------ WORKING DATA ------
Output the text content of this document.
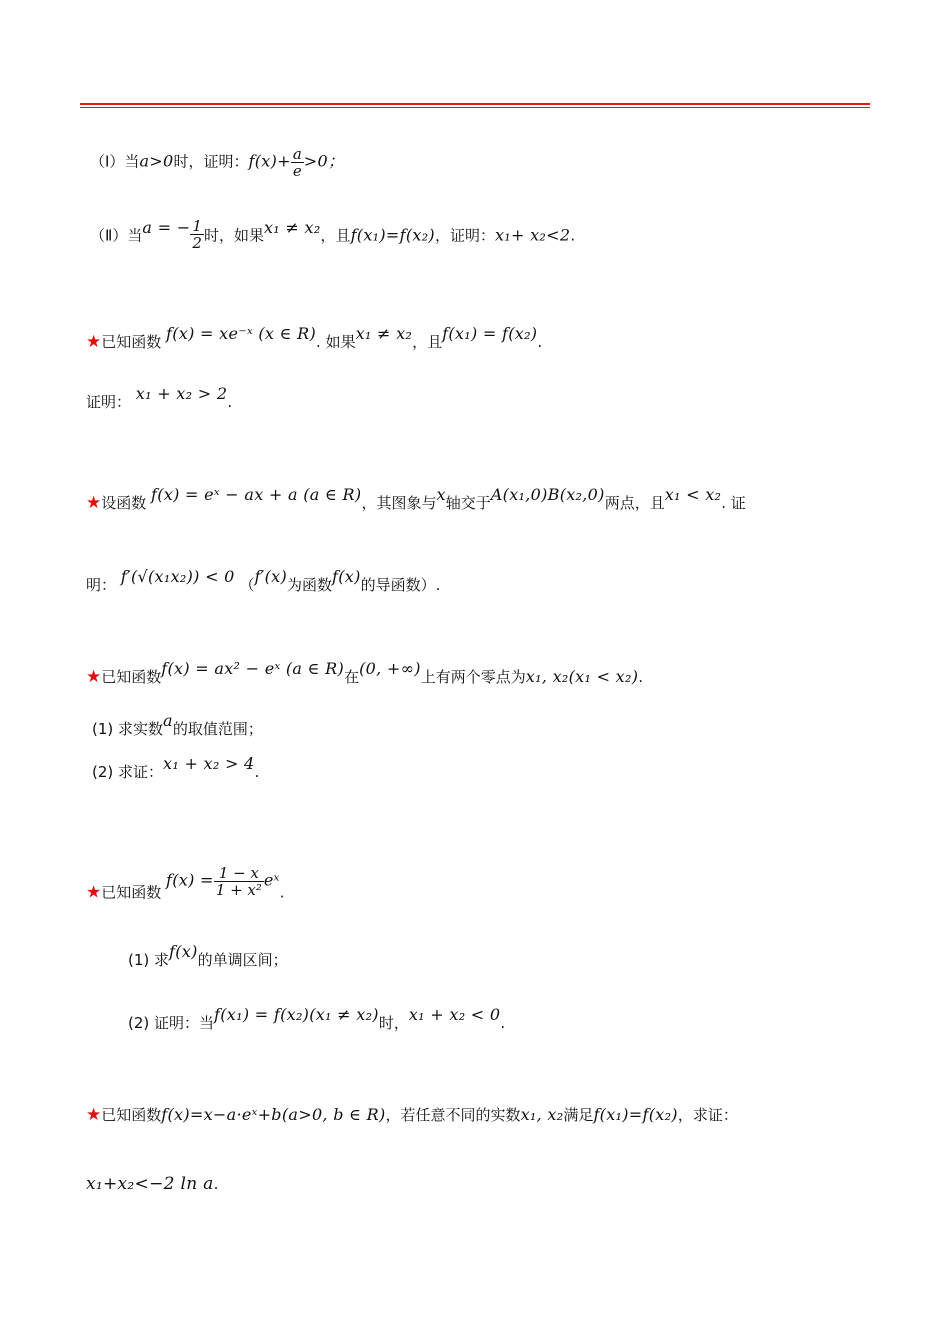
（Ⅰ）当a>0时，证明：$f(x)+ \frac{a}{e} >0$；
（Ⅱ）当a = − $\frac{1}{2}$ 时，如果x₁ ≠ x₂，且f(x₁)=f(x₂)，证明：x₁+ x₂<2.
★已知函数 f(x) = xe⁻ˣ (x ∈ R). 如果x₁ ≠ x₂，且f(x₁) = f(x₂).
证明： x₁ + x₂ > 2.
★设函数 f(x) = eˣ − ax + a (a ∈ R)，其图象与x轴交于A(x₁,0)B(x₂,0)两点，且x₁ < x₂. 证
明： f′(√(x₁x₂)) < 0 （f′(x)为函数f(x)的导函数）.
★已知函数f(x) = ax² − eˣ (a ∈ R)在(0, +∞)上有两个零点为x₁, x₂(x₁ < x₂).
(1) 求实数a的取值范围；
(2) 求证：x₁ + x₂ > 4.
★已知函数 $f(x) = \frac{1 - x}{\text{1 + x²}}$ eˣ.
(1) 求f(x)的单调区间；
(2) 证明：当f(x₁) = f(x₂)(x₁ ≠ x₂)时，x₁ + x₂ < 0.
★已知函数f(x)=x−a·eˣ+b(a>0, b ∈ R)，若任意不同的实数x₁, x₂满足f(x₁)=f(x₂)，求证：
x₁+x₂<−2 ln a.
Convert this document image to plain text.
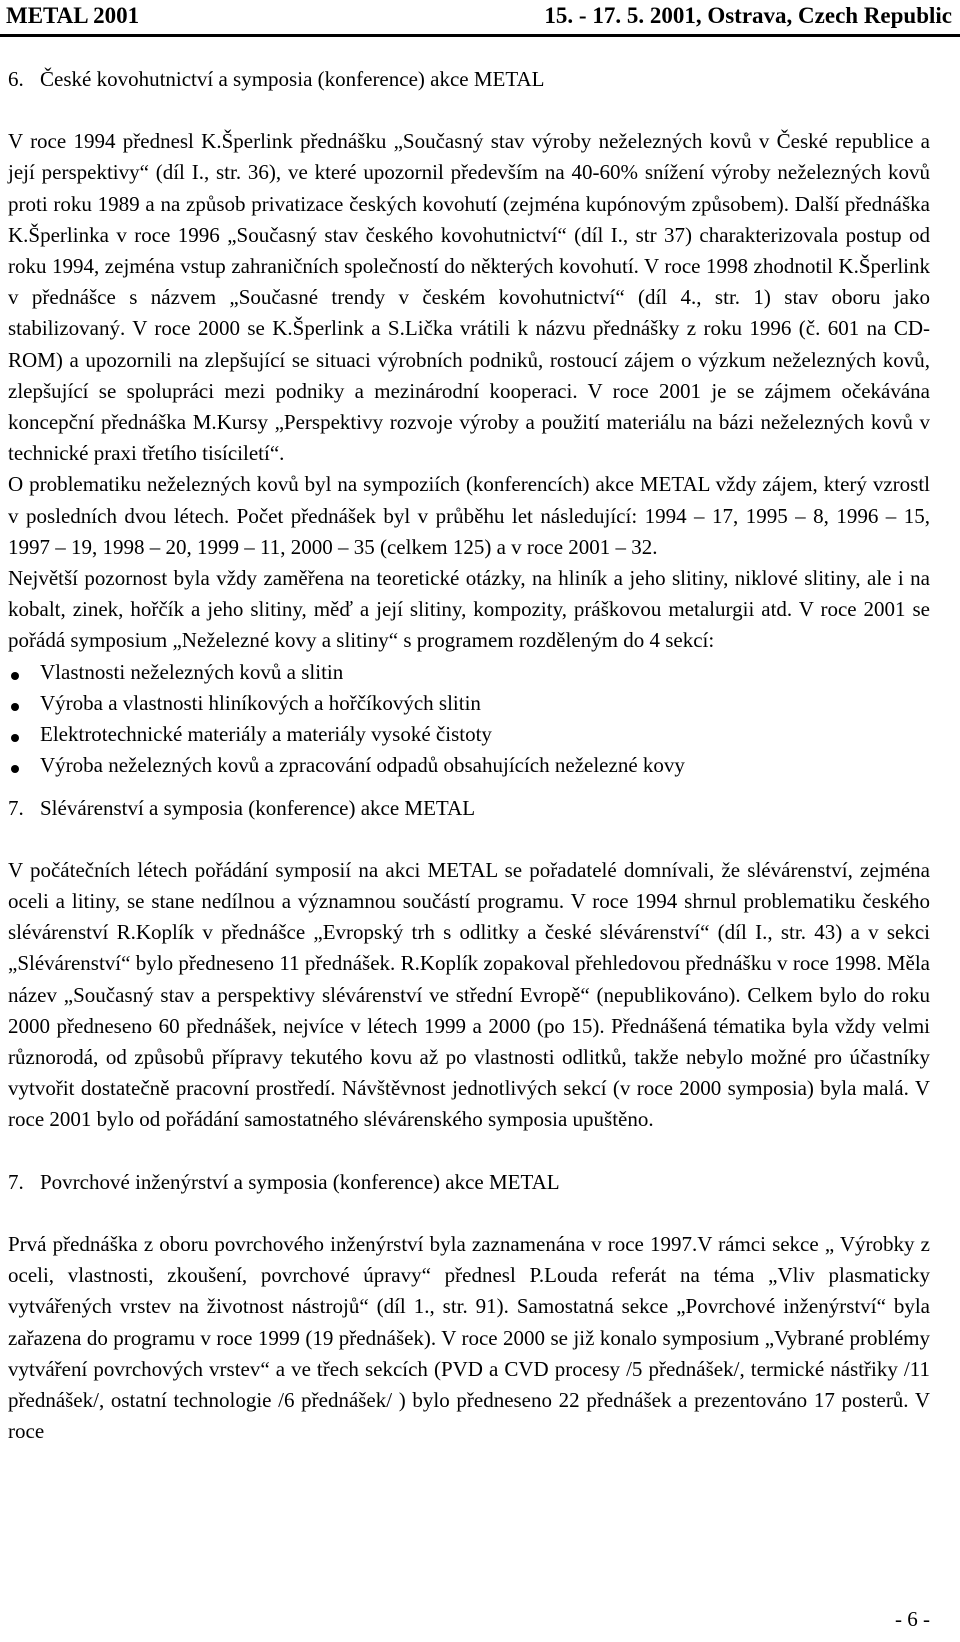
METAL 2001	15. - 17. 5. 2001, Ostrava, Czech Republic
6. České kovohutnictví a symposia (konference) akce METAL

V roce 1994 přednesl K.Šperlink přednášku „Současný stav výroby neželezných kovů v České republice a její perspektivy“ (díl I., str. 36), ve které upozornil především na 40-60% snížení výroby neželezných kovů proti roku 1989 a na způsob privatizace českých kovohutí (zejména kupónovým způsobem). Další přednáška K.Šperlinka v roce 1996 „Současný stav českého kovohutnictví“ (díl I., str 37) charakterizovala postup od roku 1994, zejména vstup zahraničních společností do některých kovohutí. V roce 1998 zhodnotil K.Šperlink v přednášce s názvem „Současné trendy v českém kovohutnictví“ (díl 4., str. 1) stav oboru jako stabilizovaný. V roce 2000 se K.Šperlink a S.Lička vrátili k názvu přednášky z roku 1996 (č. 601 na CD-ROM) a upozornili na zlepšující se situaci výrobních podniků, rostoucí zájem o výzkum neželezných kovů, zlepšující se spolupráci mezi podniky a mezinárodní kooperaci. V roce 2001 je se zájmem očekávána koncepční přednáška M.Kursy „Perspektivy rozvoje výroby a použití materiálu na bázi neželezných kovů v technické praxi třetího tisíciletí“.

O problematiku neželezných kovů byl na sympoziích (konferencích) akce METAL vždy zájem, který vzrostl v posledních dvou létech. Počet přednášek byl v průběhu let následující: 1994 – 17, 1995 – 8, 1996 – 15, 1997 – 19, 1998 – 20, 1999 – 11, 2000 – 35 (celkem 125) a v roce 2001 – 32.

Největší pozornost byla vždy zaměřena na teoretické otázky, na hliník a jeho slitiny, niklové slitiny, ale i na kobalt, zinek, hořčík a jeho slitiny, měď a její slitiny, kompozity, práškovou metalurgii atd. V roce 2001 se pořádá symposium „Neželezné kovy a slitiny“ s programem rozděleným do 4 sekcí:

Vlastnosti neželezných kovů a slitin
Výroba a vlastnosti hliníkových a hořčíkových slitin
Elektrotechnické materiály a materiály vysoké čistoty
Výroba neželezných kovů a zpracování odpadů obsahujících neželezné kovy
7. Slévárenství a symposia (konference) akce METAL

V počátečních létech pořádání symposií na akci METAL se pořadatelé domnívali, že slévárenství, zejména oceli a litiny, se stane nedílnou a významnou součástí programu. V roce 1994 shrnul problematiku českého slévárenství R.Koplík v přednášce „Evropský trh s odlitky a české slévárenství“ (díl I., str. 43) a v sekci „Slévárenství“ bylo předneseno 11 přednášek. R.Koplík zopakoval přehledovou přednášku v roce 1998. Měla název „Současný stav a perspektivy slévárenství ve střední Evropě“ (nepublikováno). Celkem bylo do roku 2000 předneseno 60 přednášek, nejvíce v létech 1999 a 2000 (po 15). Přednášená tématika byla vždy velmi různorodá, od způsobů přípravy tekutého kovu až po vlastnosti odlitků, takže nebylo možné pro účastníky vytvořit dostatečně pracovní prostředí. Návštěvnost jednotlivých sekcí (v roce 2000 symposia) byla malá. V roce 2001 bylo od pořádání samostatného slévárenského symposia upuštěno.

7. Povrchové inženýrství a symposia (konference) akce METAL

Prvá přednáška z oboru povrchového inženýrství byla zaznamenána v roce 1997.V rámci sekce „ Výrobky z oceli, vlastnosti, zkoušení, povrchové úpravy“ přednesl P.Louda referát na téma „Vliv plasmaticky vytvářených vrstev na životnost nástrojů“ (díl 1., str. 91). Samostatná sekce „Povrchové inženýrství“ byla zařazena do programu v roce 1999 (19 přednášek). V roce 2000 se již konalo symposium „Vybrané problémy vytváření povrchových vrstev“ a ve třech sekcích (PVD a CVD procesy /5 přednášek/, termické nástřiky /11 přednášek/, ostatní technologie /6 přednášek/ ) bylo předneseno 22 přednášek a prezentováno 17 posterů. V roce

- 6 -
------
BRIEF. Transcribe all entries above exactly. Drop the pictures.

TASK ANSWER.
Output the text content of this document.
（Ⅰ）当a>0时，证明：$f(x)+ \frac{a}{e} >0$；
（Ⅱ）当a = − $\frac{1}{2}$ 时，如果x₁ ≠ x₂，且f(x₁)=f(x₂)，证明：x₁+ x₂<2.
★已知函数 f(x) = xe⁻ˣ (x ∈ R). 如果x₁ ≠ x₂，且f(x₁) = f(x₂).
证明： x₁ + x₂ > 2.
★设函数 f(x) = eˣ − ax + a (a ∈ R)，其图象与x轴交于A(x₁,0)B(x₂,0)两点，且x₁ < x₂. 证
明： f′(√(x₁x₂)) < 0 （f′(x)为函数f(x)的导函数）.
★已知函数f(x) = ax² − eˣ (a ∈ R)在(0, +∞)上有两个零点为x₁, x₂(x₁ < x₂).
(1) 求实数a的取值范围；
(2) 求证：x₁ + x₂ > 4.
★已知函数 $f(x) = \frac{1 - x}{\text{1 + x²}}$ eˣ.
(1) 求f(x)的单调区间；
(2) 证明：当f(x₁) = f(x₂)(x₁ ≠ x₂)时，x₁ + x₂ < 0.
★已知函数f(x)=x−a·eˣ+b(a>0, b ∈ R)，若任意不同的实数x₁, x₂满足f(x₁)=f(x₂)，求证：
x₁+x₂<−2 ln a.
Convert this document image to plain text.
METAL 2001	15. - 17. 5. 2001, Ostrava, Czech Republic
6. České kovohutnictví a symposia (konference) akce METAL

V roce 1994 přednesl K.Šperlink přednášku „Současný stav výroby neželezných kovů v České republice a její perspektivy“ (díl I., str. 36), ve které upozornil především na 40-60% snížení výroby neželezných kovů proti roku 1989 a na způsob privatizace českých kovohutí (zejména kupónovým způsobem). Další přednáška K.Šperlinka v roce 1996 „Současný stav českého kovohutnictví“ (díl I., str 37) charakterizovala postup od roku 1994, zejména vstup zahraničních společností do některých kovohutí. V roce 1998 zhodnotil K.Šperlink v přednášce s názvem „Současné trendy v českém kovohutnictví“ (díl 4., str. 1) stav oboru jako stabilizovaný. V roce 2000 se K.Šperlink a S.Lička vrátili k názvu přednášky z roku 1996 (č. 601 na CD-ROM) a upozornili na zlepšující se situaci výrobních podniků, rostoucí zájem o výzkum neželezných kovů, zlepšující se spolupráci mezi podniky a mezinárodní kooperaci. V roce 2001 je se zájmem očekávána koncepční přednáška M.Kursy „Perspektivy rozvoje výroby a použití materiálu na bázi neželezných kovů v technické praxi třetího tisíciletí“.

O problematiku neželezných kovů byl na sympoziích (konferencích) akce METAL vždy zájem, který vzrostl v posledních dvou létech. Počet přednášek byl v průběhu let následující: 1994 – 17, 1995 – 8, 1996 – 15, 1997 – 19, 1998 – 20, 1999 – 11, 2000 – 35 (celkem 125) a v roce 2001 – 32.

Největší pozornost byla vždy zaměřena na teoretické otázky, na hliník a jeho slitiny, niklové slitiny, ale i na kobalt, zinek, hořčík a jeho slitiny, měď a její slitiny, kompozity, práškovou metalurgii atd. V roce 2001 se pořádá symposium „Neželezné kovy a slitiny“ s programem rozděleným do 4 sekcí:

Vlastnosti neželezných kovů a slitin
Výroba a vlastnosti hliníkových a hořčíkových slitin
Elektrotechnické materiály a materiály vysoké čistoty
Výroba neželezných kovů a zpracování odpadů obsahujících neželezné kovy
7. Slévárenství a symposia (konference) akce METAL

V počátečních létech pořádání symposií na akci METAL se pořadatelé domnívali, že slévárenství, zejména oceli a litiny, se stane nedílnou a významnou součástí programu. V roce 1994 shrnul problematiku českého slévárenství R.Koplík v přednášce „Evropský trh s odlitky a české slévárenství“ (díl I., str. 43) a v sekci „Slévárenství“ bylo předneseno 11 přednášek. R.Koplík zopakoval přehledovou přednášku v roce 1998. Měla název „Současný stav a perspektivy slévárenství ve střední Evropě“ (nepublikováno). Celkem bylo do roku 2000 předneseno 60 přednášek, nejvíce v létech 1999 a 2000 (po 15). Přednášená tématika byla vždy velmi různorodá, od způsobů přípravy tekutého kovu až po vlastnosti odlitků, takže nebylo možné pro účastníky vytvořit dostatečně pracovní prostředí. Návštěvnost jednotlivých sekcí (v roce 2000 symposia) byla malá. V roce 2001 bylo od pořádání samostatného slévárenského symposia upuštěno.

7. Povrchové inženýrství a symposia (konference) akce METAL

Prvá přednáška z oboru povrchového inženýrství byla zaznamenána v roce 1997.V rámci sekce „ Výrobky z oceli, vlastnosti, zkoušení, povrchové úpravy“ přednesl P.Louda referát na téma „Vliv plasmaticky vytvářených vrstev na životnost nástrojů“ (díl 1., str. 91). Samostatná sekce „Povrchové inženýrství“ byla zařazena do programu v roce 1999 (19 přednášek). V roce 2000 se již konalo symposium „Vybrané problémy vytváření povrchových vrstev“ a ve třech sekcích (PVD a CVD procesy /5 přednášek/, termické nástřiky /11 přednášek/, ostatní technologie /6 přednášek/ ) bylo předneseno 22 přednášek a prezentováno 17 posterů. V roce

- 6 -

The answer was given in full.